Given exercise –
Tell how many lines include the string "JSON". Answer with a single number.

Rows from a figure dataset –
───
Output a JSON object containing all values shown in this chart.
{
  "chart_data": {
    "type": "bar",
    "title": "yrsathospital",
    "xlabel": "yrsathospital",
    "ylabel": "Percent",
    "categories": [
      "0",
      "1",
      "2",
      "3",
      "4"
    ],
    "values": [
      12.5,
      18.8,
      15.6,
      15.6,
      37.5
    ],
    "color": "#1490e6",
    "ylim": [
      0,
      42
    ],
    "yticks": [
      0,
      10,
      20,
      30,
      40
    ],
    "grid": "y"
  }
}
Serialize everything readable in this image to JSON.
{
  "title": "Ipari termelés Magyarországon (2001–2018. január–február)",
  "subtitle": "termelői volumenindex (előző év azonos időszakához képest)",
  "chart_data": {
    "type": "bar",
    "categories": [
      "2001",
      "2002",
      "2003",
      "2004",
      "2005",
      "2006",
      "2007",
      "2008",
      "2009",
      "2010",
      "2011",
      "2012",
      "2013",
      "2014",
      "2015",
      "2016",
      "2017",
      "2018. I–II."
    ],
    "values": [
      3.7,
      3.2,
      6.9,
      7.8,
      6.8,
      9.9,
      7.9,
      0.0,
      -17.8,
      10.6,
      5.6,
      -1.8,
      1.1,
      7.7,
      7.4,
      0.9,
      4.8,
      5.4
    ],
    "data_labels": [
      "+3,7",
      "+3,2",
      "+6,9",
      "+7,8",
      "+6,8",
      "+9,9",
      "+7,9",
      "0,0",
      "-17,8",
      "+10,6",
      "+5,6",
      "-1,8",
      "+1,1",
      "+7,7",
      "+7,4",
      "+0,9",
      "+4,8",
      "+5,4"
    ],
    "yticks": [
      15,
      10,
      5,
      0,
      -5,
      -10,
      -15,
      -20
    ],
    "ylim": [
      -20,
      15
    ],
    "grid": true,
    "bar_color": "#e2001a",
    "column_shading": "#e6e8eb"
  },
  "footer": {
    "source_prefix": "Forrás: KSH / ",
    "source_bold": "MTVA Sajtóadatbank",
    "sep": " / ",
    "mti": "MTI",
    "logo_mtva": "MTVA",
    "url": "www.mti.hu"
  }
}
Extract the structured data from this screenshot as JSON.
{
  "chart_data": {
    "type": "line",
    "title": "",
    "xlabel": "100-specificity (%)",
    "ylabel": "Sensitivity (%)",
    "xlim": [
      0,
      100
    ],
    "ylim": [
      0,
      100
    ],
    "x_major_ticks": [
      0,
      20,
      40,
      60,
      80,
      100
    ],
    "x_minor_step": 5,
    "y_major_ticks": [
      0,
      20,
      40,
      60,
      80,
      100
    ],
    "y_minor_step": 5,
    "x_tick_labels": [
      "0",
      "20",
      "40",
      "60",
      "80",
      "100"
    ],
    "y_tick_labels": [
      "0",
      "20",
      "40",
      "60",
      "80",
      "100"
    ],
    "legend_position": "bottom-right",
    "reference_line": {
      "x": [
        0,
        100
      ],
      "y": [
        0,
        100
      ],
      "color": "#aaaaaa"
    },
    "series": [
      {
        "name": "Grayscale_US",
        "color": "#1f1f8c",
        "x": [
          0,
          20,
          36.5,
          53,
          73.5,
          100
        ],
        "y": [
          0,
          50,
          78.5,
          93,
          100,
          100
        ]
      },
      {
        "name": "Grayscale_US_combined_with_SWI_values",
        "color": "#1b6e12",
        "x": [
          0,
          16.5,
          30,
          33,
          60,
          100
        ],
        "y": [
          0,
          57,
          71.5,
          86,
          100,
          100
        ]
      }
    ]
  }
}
───
Response –
3